#### DATA FOR PROCESSING ####

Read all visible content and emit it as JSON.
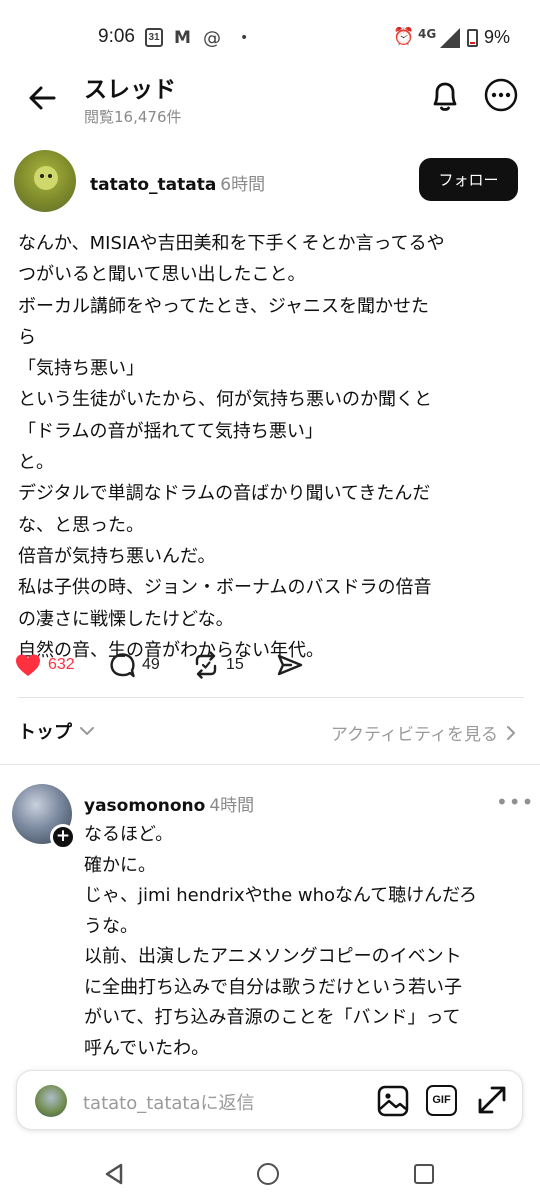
{
  "status_bar": {
    "time": "9:06",
    "calendar_day": "31",
    "network": "4G",
    "battery": "9%"
  },
  "header": {
    "title": "スレッド",
    "subtitle": "閲覧16,476件"
  },
  "post": {
    "username": "tatato_tatata",
    "time_ago": "6時間",
    "follow_label": "フォロー",
    "lines": [
      "なんか、MISIAや吉田美和を下手くそとか言ってるや",
      "つがいると聞いて思い出したこと。",
      "ボーカル講師をやってたとき、ジャニスを聞かせた",
      "ら",
      "「気持ち悪い」",
      "という生徒がいたから、何が気持ち悪いのか聞くと",
      "「ドラムの音が揺れてて気持ち悪い」",
      "と。",
      "デジタルで単調なドラムの音ばかり聞いてきたんだ",
      "な、と思った。",
      "倍音が気持ち悪いんだ。",
      "私は子供の時、ジョン・ボーナムのバスドラの倍音",
      "の凄さに戦慄したけどな。",
      "自然の音、生の音がわからない年代。"
    ],
    "likes": "632",
    "replies": "49",
    "reposts": "15",
    "like_color": "#ff3040"
  },
  "sort": {
    "label": "トップ",
    "activity_link": "アクティビティを見る"
  },
  "reply": {
    "username": "yasomonono",
    "time_ago": "4時間",
    "lines": [
      "なるほど。",
      "確かに。",
      "じゃ、jimi hendrixやthe whoなんて聴けんだろ",
      "うな。",
      "以前、出演したアニメソングコピーのイベント",
      "に全曲打ち込みで自分は歌うだけという若い子",
      "がいて、打ち込み音源のことを「バンド」って",
      "呼んでいたわ。"
    ]
  },
  "composer": {
    "placeholder": "tatato_tatataに返信",
    "gif_label": "GIF"
  }
}
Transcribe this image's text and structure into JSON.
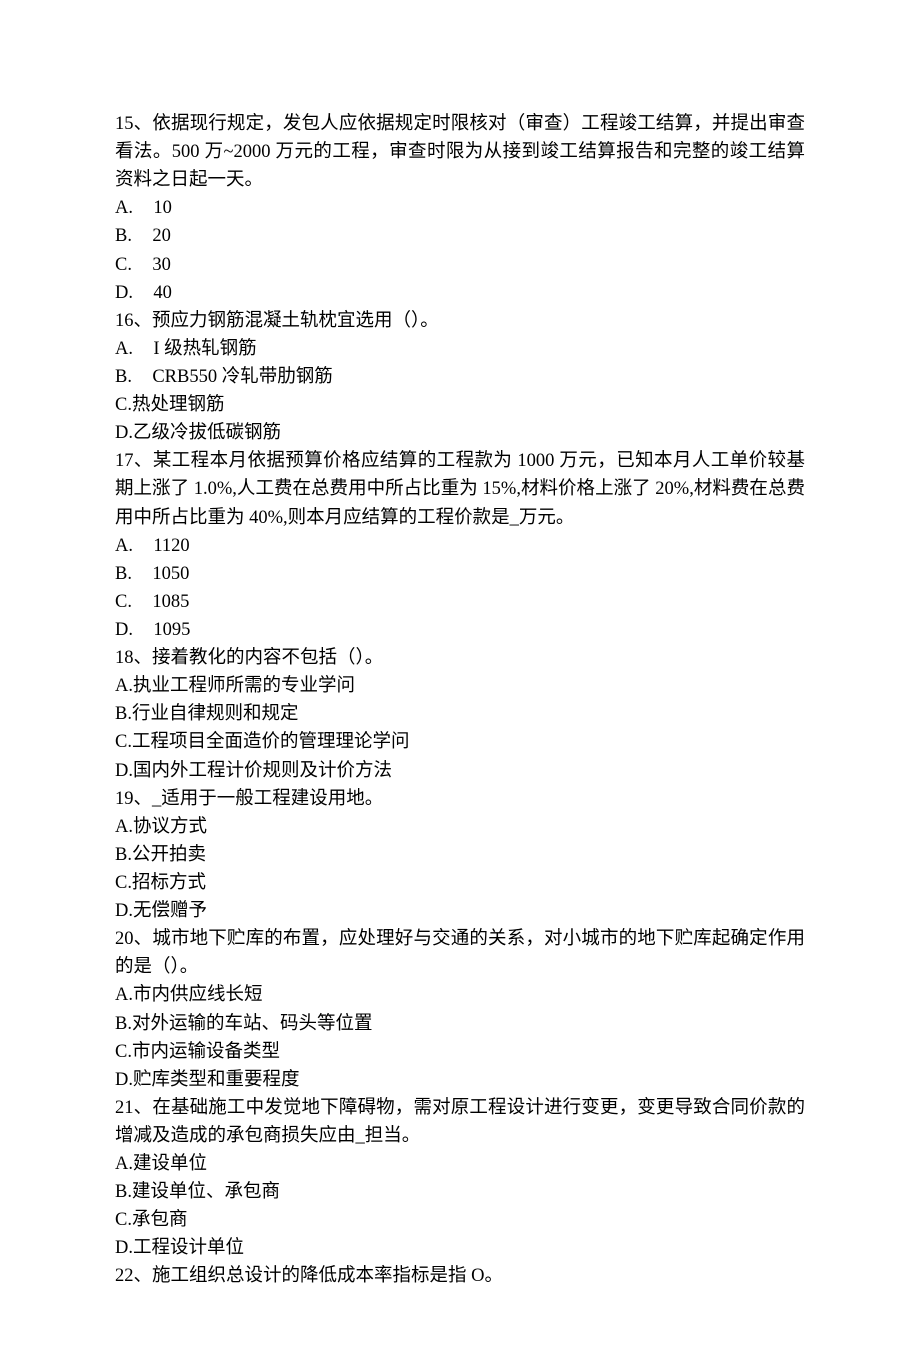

####

TASK INSTRUCTIONS => Any pictures should be dropped; transcribe the rest of the records above exactly.

THE REPLY =>
Read all visible content and emit it as JSON.
{
  "status_bar": {
    "time": "9:06",
    "calendar_day": "31",
    "network": "4G",
    "battery": "9%"
  },
  "header": {
    "title": "スレッド",
    "subtitle": "閲覧16,476件"
  },
  "post": {
    "username": "tatato_tatata",
    "time_ago": "6時間",
    "follow_label": "フォロー",
    "lines": [
      "なんか、MISIAや吉田美和を下手くそとか言ってるや",
      "つがいると聞いて思い出したこと。",
      "ボーカル講師をやってたとき、ジャニスを聞かせた",
      "ら",
      "「気持ち悪い」",
      "という生徒がいたから、何が気持ち悪いのか聞くと",
      "「ドラムの音が揺れてて気持ち悪い」",
      "と。",
      "デジタルで単調なドラムの音ばかり聞いてきたんだ",
      "な、と思った。",
      "倍音が気持ち悪いんだ。",
      "私は子供の時、ジョン・ボーナムのバスドラの倍音",
      "の凄さに戦慄したけどな。",
      "自然の音、生の音がわからない年代。"
    ],
    "likes": "632",
    "replies": "49",
    "reposts": "15",
    "like_color": "#ff3040"
  },
  "sort": {
    "label": "トップ",
    "activity_link": "アクティビティを見る"
  },
  "reply": {
    "username": "yasomonono",
    "time_ago": "4時間",
    "lines": [
      "なるほど。",
      "確かに。",
      "じゃ、jimi hendrixやthe whoなんて聴けんだろ",
      "うな。",
      "以前、出演したアニメソングコピーのイベント",
      "に全曲打ち込みで自分は歌うだけという若い子",
      "がいて、打ち込み音源のことを「バンド」って",
      "呼んでいたわ。"
    ]
  },
  "composer": {
    "placeholder": "tatato_tatataに返信",
    "gif_label": "GIF"
  }
}
Transcribe this image's text and structure into JSON.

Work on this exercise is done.